→ EXERCISE BRIEF
Please copy every line of the records below that holds the word "trabajo".

→ SUPPLIED ENTRIES
-----

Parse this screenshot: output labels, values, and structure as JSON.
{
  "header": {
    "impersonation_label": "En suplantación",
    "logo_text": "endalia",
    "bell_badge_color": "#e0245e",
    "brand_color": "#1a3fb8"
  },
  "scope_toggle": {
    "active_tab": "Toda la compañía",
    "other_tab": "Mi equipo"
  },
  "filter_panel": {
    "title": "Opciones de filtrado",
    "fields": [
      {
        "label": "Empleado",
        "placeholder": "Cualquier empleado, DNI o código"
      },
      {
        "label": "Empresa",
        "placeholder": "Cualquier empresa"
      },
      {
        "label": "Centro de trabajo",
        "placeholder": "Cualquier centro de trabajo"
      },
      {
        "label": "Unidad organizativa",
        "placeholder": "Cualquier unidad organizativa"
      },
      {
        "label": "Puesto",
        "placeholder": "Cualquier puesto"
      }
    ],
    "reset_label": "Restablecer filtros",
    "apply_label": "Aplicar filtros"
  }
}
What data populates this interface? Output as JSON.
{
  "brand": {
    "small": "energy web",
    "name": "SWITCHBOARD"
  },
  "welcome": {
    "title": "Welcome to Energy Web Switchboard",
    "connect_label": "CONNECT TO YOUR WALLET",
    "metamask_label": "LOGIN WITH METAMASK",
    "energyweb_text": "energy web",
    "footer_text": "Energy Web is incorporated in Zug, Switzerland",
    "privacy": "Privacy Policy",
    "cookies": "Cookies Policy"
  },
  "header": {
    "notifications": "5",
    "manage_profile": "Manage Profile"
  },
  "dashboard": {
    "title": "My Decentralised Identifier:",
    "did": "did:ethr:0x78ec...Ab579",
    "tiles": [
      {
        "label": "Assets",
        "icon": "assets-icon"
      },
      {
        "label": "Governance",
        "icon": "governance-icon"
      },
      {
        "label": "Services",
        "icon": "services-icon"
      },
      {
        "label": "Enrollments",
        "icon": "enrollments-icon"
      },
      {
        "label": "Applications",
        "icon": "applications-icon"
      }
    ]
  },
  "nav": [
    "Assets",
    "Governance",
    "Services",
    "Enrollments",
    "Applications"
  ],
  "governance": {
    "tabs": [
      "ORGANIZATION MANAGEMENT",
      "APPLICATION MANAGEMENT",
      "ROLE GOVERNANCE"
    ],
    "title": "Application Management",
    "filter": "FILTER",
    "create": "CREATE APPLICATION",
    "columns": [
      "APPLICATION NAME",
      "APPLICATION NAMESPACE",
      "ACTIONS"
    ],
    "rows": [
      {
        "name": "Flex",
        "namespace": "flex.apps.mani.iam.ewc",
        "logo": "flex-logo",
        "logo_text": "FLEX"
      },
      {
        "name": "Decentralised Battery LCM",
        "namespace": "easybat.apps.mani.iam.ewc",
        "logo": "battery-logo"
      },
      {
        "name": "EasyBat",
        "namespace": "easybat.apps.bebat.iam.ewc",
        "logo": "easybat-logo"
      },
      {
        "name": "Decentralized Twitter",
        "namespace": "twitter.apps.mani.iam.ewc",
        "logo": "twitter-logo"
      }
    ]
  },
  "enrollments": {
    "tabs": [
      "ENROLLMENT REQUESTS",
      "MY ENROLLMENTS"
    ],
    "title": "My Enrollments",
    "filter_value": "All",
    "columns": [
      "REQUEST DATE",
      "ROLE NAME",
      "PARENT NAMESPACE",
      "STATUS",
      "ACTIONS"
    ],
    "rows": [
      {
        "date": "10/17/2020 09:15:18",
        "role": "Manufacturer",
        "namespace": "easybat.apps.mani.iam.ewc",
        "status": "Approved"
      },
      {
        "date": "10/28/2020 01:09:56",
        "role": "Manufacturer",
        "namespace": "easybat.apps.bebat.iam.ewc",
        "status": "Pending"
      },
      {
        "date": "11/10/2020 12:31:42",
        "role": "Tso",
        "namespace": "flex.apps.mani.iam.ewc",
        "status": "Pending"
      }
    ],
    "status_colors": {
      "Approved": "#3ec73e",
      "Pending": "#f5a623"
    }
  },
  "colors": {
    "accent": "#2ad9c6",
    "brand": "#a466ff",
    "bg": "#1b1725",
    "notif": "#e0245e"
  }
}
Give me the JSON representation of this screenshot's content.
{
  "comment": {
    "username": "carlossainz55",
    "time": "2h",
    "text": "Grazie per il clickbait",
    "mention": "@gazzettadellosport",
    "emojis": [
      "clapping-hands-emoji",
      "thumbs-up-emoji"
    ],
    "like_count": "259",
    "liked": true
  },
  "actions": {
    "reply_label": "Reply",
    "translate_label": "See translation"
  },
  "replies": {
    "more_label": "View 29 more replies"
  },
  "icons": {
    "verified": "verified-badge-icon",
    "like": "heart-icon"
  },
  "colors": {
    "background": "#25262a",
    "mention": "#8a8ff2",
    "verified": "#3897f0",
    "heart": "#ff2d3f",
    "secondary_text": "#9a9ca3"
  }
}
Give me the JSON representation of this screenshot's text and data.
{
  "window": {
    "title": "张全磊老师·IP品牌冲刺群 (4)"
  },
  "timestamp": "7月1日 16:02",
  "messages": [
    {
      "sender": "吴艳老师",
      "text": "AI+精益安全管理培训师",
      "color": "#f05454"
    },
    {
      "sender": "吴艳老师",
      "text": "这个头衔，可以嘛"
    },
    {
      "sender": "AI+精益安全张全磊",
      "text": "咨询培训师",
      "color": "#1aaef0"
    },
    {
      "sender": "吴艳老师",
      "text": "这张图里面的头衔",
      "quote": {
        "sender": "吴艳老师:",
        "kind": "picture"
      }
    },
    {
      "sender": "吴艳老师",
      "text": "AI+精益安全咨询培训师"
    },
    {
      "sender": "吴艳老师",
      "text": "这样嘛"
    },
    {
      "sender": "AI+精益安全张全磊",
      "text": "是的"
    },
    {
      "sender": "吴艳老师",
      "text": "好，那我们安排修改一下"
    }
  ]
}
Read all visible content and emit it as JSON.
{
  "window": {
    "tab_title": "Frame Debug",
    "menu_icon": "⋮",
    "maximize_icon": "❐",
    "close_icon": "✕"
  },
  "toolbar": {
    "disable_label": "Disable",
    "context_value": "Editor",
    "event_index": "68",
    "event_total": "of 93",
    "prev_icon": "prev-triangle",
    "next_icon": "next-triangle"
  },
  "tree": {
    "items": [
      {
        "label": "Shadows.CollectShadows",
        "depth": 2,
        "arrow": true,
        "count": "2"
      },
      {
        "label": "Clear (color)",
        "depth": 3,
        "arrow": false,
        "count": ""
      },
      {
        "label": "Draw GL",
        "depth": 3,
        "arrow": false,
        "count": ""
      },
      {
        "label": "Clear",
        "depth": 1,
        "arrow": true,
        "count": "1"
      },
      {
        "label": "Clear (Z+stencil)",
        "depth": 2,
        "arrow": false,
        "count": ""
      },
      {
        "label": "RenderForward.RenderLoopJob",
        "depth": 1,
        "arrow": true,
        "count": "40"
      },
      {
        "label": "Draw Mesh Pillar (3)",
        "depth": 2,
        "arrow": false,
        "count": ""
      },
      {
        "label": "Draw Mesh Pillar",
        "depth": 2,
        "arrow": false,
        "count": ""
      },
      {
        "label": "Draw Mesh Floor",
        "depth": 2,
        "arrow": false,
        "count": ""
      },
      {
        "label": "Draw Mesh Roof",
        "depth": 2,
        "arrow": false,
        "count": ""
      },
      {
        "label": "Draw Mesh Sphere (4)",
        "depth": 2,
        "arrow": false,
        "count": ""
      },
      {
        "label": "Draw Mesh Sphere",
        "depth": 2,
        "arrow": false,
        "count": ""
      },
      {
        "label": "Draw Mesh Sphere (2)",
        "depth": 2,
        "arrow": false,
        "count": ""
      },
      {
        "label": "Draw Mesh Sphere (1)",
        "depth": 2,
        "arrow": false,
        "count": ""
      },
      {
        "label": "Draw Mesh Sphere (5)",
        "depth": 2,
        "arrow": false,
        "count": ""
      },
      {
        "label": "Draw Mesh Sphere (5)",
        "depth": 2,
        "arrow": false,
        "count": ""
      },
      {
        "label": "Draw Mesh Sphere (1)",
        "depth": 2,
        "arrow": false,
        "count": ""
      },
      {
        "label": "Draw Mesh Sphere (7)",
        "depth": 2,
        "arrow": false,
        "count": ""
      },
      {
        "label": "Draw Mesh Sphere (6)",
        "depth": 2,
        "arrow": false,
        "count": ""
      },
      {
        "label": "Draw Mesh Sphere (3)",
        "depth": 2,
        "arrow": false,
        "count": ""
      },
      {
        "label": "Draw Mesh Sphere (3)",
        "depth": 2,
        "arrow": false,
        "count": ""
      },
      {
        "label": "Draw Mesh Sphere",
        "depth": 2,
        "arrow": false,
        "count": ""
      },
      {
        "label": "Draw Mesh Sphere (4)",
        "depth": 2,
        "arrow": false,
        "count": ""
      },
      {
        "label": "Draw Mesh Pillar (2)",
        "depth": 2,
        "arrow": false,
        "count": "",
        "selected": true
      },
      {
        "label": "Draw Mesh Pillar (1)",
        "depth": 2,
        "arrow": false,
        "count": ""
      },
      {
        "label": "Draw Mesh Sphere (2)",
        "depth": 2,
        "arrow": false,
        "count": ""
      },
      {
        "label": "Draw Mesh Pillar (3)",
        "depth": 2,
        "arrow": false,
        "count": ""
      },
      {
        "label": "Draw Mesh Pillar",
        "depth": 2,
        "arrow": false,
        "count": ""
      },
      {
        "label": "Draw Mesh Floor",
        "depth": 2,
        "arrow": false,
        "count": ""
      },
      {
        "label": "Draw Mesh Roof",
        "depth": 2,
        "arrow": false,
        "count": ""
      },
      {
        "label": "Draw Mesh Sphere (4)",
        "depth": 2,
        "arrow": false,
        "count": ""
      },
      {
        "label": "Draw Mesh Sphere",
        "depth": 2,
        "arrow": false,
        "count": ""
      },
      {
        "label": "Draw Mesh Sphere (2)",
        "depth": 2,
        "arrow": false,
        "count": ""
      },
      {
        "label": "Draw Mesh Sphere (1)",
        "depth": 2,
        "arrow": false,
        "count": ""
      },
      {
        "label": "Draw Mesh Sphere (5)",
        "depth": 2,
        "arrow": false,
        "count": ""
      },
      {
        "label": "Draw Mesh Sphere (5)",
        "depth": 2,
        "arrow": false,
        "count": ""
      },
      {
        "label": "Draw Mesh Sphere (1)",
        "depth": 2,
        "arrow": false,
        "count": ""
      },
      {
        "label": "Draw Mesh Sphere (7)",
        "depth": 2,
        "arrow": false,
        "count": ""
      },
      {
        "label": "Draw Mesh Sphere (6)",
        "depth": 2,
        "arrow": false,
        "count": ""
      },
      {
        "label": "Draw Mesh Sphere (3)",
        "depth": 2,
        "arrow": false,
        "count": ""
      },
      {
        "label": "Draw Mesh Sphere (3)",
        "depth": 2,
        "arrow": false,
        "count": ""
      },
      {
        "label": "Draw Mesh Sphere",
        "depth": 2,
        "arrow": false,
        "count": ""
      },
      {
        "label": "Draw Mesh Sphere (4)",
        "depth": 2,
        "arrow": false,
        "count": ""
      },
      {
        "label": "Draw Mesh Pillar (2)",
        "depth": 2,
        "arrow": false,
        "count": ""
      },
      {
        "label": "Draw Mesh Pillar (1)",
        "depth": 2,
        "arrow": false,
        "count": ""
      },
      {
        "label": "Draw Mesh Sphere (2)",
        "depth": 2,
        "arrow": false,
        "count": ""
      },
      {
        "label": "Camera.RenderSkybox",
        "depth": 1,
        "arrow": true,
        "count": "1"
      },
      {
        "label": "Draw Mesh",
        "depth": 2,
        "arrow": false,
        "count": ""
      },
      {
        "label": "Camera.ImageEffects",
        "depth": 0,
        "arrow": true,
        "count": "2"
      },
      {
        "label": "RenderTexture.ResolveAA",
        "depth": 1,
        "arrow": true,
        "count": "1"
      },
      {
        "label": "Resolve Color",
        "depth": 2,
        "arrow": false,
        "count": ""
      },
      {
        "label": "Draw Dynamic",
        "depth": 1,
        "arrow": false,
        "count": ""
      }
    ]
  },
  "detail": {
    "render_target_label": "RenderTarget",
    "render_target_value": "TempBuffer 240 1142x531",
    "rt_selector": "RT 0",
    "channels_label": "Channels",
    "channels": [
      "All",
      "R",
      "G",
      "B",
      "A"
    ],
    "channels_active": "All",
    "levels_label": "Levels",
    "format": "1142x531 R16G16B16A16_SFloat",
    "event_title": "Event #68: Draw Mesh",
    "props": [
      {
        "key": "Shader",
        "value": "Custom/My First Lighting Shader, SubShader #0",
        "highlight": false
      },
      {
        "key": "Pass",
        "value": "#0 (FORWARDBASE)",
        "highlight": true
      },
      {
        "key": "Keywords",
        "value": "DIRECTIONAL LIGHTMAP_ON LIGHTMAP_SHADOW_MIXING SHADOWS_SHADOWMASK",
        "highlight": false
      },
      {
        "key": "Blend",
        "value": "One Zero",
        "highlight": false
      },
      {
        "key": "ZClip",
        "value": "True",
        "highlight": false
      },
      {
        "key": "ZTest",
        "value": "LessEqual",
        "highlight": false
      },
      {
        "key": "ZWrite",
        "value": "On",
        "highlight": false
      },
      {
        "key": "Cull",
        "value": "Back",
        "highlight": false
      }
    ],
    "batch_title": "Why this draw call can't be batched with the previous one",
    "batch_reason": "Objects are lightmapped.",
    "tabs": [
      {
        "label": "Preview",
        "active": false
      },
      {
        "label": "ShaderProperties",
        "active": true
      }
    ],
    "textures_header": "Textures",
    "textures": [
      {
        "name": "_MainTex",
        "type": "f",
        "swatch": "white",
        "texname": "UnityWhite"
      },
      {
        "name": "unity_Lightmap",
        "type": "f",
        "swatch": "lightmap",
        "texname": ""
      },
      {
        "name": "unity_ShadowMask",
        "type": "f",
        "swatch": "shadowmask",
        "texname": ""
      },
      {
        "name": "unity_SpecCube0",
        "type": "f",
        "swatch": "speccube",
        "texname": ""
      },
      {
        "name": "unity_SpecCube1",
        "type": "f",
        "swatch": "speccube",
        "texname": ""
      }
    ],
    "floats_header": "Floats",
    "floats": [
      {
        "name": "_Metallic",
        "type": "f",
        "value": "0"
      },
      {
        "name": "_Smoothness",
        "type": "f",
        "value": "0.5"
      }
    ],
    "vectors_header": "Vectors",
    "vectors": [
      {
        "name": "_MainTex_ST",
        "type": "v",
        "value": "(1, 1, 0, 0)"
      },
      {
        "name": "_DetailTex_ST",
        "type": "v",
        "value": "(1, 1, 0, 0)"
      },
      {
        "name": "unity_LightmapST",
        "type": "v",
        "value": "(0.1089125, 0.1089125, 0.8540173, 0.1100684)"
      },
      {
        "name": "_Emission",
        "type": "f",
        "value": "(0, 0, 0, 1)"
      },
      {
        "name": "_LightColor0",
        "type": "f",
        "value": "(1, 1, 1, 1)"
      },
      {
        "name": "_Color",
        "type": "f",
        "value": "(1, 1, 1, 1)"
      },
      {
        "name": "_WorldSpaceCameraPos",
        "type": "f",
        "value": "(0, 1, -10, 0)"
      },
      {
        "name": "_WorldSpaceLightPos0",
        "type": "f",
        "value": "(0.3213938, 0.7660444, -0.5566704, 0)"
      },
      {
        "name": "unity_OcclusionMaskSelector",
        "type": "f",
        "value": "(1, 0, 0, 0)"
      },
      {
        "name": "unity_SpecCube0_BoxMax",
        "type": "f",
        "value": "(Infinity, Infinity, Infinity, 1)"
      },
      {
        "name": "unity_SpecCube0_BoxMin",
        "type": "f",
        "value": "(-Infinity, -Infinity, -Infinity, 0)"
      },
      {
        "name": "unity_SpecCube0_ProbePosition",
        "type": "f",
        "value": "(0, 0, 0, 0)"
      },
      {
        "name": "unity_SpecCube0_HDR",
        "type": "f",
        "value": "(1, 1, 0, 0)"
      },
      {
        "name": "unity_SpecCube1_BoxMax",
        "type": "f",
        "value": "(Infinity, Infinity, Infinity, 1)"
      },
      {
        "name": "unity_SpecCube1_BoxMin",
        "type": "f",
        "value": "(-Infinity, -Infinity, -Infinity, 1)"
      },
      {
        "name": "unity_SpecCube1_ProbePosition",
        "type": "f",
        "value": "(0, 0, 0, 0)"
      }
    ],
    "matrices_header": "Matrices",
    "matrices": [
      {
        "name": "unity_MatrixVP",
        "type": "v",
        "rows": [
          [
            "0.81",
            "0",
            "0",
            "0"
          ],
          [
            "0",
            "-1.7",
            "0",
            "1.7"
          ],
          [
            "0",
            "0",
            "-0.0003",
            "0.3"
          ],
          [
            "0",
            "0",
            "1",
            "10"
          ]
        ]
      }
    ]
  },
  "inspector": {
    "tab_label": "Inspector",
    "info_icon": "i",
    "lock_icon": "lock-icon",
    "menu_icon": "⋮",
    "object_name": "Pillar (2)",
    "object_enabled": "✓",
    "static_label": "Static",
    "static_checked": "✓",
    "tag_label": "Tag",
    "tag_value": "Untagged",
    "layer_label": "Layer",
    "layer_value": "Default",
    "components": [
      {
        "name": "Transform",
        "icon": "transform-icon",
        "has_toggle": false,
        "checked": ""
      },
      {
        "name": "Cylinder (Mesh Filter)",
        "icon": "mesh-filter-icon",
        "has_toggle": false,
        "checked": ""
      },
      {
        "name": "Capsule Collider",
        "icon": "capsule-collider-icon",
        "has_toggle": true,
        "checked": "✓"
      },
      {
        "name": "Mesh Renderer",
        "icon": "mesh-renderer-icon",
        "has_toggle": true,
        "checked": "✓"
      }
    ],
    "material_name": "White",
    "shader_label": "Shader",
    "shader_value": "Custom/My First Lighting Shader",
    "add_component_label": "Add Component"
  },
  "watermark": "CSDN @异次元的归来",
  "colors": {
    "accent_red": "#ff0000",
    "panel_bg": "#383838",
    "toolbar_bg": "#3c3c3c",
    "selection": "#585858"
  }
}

-----

→ ANSWER FOR THIS EXERCISE
        "label": "Centro de trabajo",
        "placeholder": "Cualquier centro de trabajo"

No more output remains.